[Start of Dataset entries]

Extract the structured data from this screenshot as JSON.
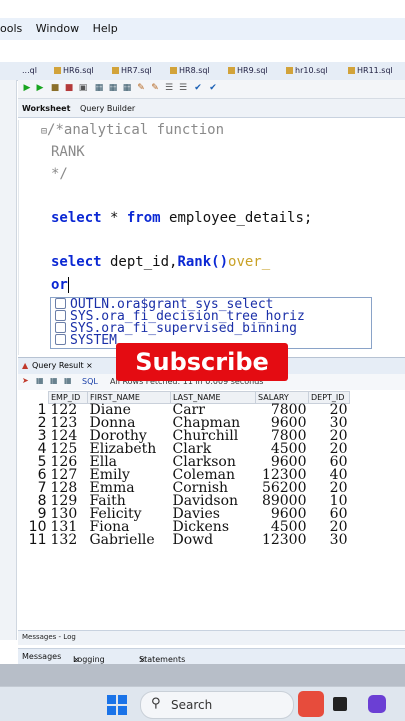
{
  "menu": [
    "ools",
    "Window",
    "Help"
  ],
  "file_tabs": [
    "...ql",
    "HR6.sql",
    "HR7.sql",
    "HR8.sql",
    "HR9.sql",
    "hr10.sql",
    "HR11.sql"
  ],
  "sub_tabs": {
    "worksheet": "Worksheet",
    "query_builder": "Query Builder"
  },
  "editor": {
    "lines": [
      "/*analytical function",
      "RANK",
      "*/",
      "select * from employee_details;",
      "select dept_id,Rank()over_",
      "or"
    ],
    "kw_select": "select",
    "kw_from": "from",
    "star": " * ",
    "table": " employee_details;",
    "dept": " dept_id,",
    "rank": "Rank()",
    "over": "over_",
    "typed": "or"
  },
  "autocomplete": [
    "OUTLN.ora$grant_sys_select",
    "SYS.ora_fi_decision_tree_horiz",
    "SYS.ora_fi_supervised_binning",
    "SYSTEM"
  ],
  "overlay": {
    "subscribe": "Subscribe"
  },
  "query_result": {
    "tab_label": "Query Result",
    "sql_label": "SQL",
    "fetched": "All Rows Fetched: 11 in 0.009 seconds"
  },
  "table": {
    "columns": [
      "EMP_ID",
      "FIRST_NAME",
      "LAST_NAME",
      "SALARY",
      "DEPT_ID"
    ],
    "rows": [
      [
        "1",
        "122",
        "Diane",
        "Carr",
        "7800",
        "20"
      ],
      [
        "2",
        "123",
        "Donna",
        "Chapman",
        "9600",
        "30"
      ],
      [
        "3",
        "124",
        "Dorothy",
        "Churchill",
        "7800",
        "20"
      ],
      [
        "4",
        "125",
        "Elizabeth",
        "Clark",
        "4500",
        "20"
      ],
      [
        "5",
        "126",
        "Ella",
        "Clarkson",
        "9600",
        "60"
      ],
      [
        "6",
        "127",
        "Emily",
        "Coleman",
        "12300",
        "40"
      ],
      [
        "7",
        "128",
        "Emma",
        "Cornish",
        "56200",
        "20"
      ],
      [
        "8",
        "129",
        "Faith",
        "Davidson",
        "89000",
        "10"
      ],
      [
        "9",
        "130",
        "Felicity",
        "Davies",
        "9600",
        "60"
      ],
      [
        "10",
        "131",
        "Fiona",
        "Dickens",
        "4500",
        "20"
      ],
      [
        "11",
        "132",
        "Gabrielle",
        "Dowd",
        "12300",
        "30"
      ]
    ]
  },
  "messages": {
    "title": "Messages - Log"
  },
  "bottom_tabs": [
    "Messages",
    "Logging Page",
    "Statements"
  ],
  "taskbar": {
    "search": "Search"
  }
}
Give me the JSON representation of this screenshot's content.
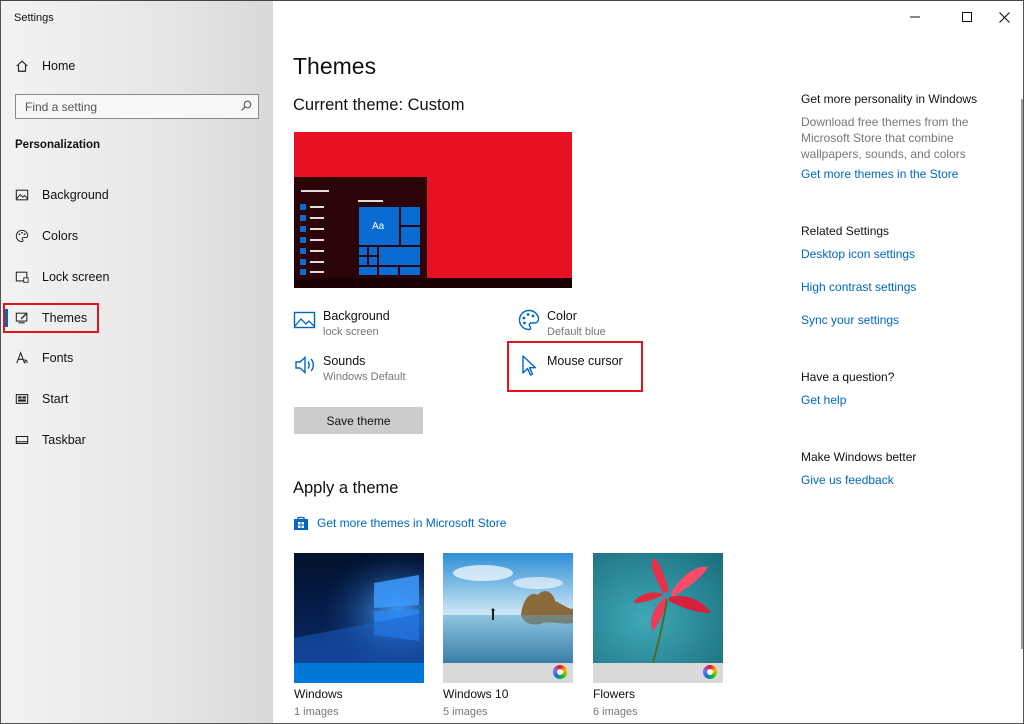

[End of Dataset entries]

Your task:
Give back the whole listing as it stands, minus its pictures.

Output of the task:
Extract the structured data from this screenshot as JSON.
{
  "menu": [
    "ools",
    "Window",
    "Help"
  ],
  "file_tabs": [
    "...ql",
    "HR6.sql",
    "HR7.sql",
    "HR8.sql",
    "HR9.sql",
    "hr10.sql",
    "HR11.sql"
  ],
  "sub_tabs": {
    "worksheet": "Worksheet",
    "query_builder": "Query Builder"
  },
  "editor": {
    "lines": [
      "/*analytical function",
      "RANK",
      "*/",
      "select * from employee_details;",
      "select dept_id,Rank()over_",
      "or"
    ],
    "kw_select": "select",
    "kw_from": "from",
    "star": " * ",
    "table": " employee_details;",
    "dept": " dept_id,",
    "rank": "Rank()",
    "over": "over_",
    "typed": "or"
  },
  "autocomplete": [
    "OUTLN.ora$grant_sys_select",
    "SYS.ora_fi_decision_tree_horiz",
    "SYS.ora_fi_supervised_binning",
    "SYSTEM"
  ],
  "overlay": {
    "subscribe": "Subscribe"
  },
  "query_result": {
    "tab_label": "Query Result",
    "sql_label": "SQL",
    "fetched": "All Rows Fetched: 11 in 0.009 seconds"
  },
  "table": {
    "columns": [
      "EMP_ID",
      "FIRST_NAME",
      "LAST_NAME",
      "SALARY",
      "DEPT_ID"
    ],
    "rows": [
      [
        "1",
        "122",
        "Diane",
        "Carr",
        "7800",
        "20"
      ],
      [
        "2",
        "123",
        "Donna",
        "Chapman",
        "9600",
        "30"
      ],
      [
        "3",
        "124",
        "Dorothy",
        "Churchill",
        "7800",
        "20"
      ],
      [
        "4",
        "125",
        "Elizabeth",
        "Clark",
        "4500",
        "20"
      ],
      [
        "5",
        "126",
        "Ella",
        "Clarkson",
        "9600",
        "60"
      ],
      [
        "6",
        "127",
        "Emily",
        "Coleman",
        "12300",
        "40"
      ],
      [
        "7",
        "128",
        "Emma",
        "Cornish",
        "56200",
        "20"
      ],
      [
        "8",
        "129",
        "Faith",
        "Davidson",
        "89000",
        "10"
      ],
      [
        "9",
        "130",
        "Felicity",
        "Davies",
        "9600",
        "60"
      ],
      [
        "10",
        "131",
        "Fiona",
        "Dickens",
        "4500",
        "20"
      ],
      [
        "11",
        "132",
        "Gabrielle",
        "Dowd",
        "12300",
        "30"
      ]
    ]
  },
  "messages": {
    "title": "Messages - Log"
  },
  "bottom_tabs": [
    "Messages",
    "Logging Page",
    "Statements"
  ],
  "taskbar": {
    "search": "Search"
  }
}
Give me the JSON representation of this screenshot's content.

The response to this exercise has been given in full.